TASK INSTRUCTIONS:
State the number of lines where "занятости" appears. Add nothing else.

THE RECORDS:
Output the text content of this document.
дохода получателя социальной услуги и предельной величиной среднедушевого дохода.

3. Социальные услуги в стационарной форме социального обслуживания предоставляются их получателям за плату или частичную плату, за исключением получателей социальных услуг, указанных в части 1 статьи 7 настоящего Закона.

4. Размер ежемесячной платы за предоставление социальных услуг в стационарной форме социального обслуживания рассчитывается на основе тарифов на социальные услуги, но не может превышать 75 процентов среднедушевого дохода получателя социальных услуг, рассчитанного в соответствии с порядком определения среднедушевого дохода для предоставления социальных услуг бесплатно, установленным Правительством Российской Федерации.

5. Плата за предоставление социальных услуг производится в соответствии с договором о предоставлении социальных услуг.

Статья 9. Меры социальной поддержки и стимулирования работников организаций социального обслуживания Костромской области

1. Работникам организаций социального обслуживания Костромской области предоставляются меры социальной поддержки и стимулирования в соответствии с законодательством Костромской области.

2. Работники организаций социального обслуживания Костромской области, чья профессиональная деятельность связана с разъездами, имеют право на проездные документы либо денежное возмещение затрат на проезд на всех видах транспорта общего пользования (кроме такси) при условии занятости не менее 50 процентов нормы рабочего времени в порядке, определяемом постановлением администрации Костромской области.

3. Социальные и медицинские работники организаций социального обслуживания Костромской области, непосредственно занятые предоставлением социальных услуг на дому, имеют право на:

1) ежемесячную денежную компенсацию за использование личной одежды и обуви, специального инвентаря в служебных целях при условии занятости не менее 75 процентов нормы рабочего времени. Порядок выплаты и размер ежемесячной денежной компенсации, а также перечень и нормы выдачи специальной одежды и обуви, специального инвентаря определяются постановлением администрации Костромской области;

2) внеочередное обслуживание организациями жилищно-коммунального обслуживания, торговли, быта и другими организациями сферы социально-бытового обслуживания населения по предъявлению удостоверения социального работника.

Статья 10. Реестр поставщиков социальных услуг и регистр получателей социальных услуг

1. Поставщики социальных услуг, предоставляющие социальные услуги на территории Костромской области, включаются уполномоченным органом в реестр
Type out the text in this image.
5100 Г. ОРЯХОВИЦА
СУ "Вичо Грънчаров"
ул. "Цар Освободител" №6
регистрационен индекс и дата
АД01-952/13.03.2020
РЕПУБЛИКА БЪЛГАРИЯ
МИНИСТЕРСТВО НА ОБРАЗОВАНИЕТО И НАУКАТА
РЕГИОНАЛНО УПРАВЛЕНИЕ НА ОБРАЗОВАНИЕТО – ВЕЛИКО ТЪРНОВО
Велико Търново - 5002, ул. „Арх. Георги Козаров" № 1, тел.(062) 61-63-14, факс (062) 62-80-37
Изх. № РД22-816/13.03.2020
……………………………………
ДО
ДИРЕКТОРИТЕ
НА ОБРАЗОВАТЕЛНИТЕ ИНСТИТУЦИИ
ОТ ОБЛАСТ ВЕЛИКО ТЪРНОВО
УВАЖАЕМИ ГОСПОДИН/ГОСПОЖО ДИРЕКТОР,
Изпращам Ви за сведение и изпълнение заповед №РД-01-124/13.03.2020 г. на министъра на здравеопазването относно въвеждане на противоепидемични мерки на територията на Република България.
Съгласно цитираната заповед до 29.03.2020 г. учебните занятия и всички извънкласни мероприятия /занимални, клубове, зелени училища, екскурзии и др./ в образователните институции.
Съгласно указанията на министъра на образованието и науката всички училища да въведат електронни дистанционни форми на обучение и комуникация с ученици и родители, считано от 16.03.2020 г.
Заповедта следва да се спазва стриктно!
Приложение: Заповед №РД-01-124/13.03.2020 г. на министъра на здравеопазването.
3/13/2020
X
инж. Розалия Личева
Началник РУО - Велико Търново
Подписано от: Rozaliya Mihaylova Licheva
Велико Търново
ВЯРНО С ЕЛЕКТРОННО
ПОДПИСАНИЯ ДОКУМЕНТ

COMPLETED TASK:
2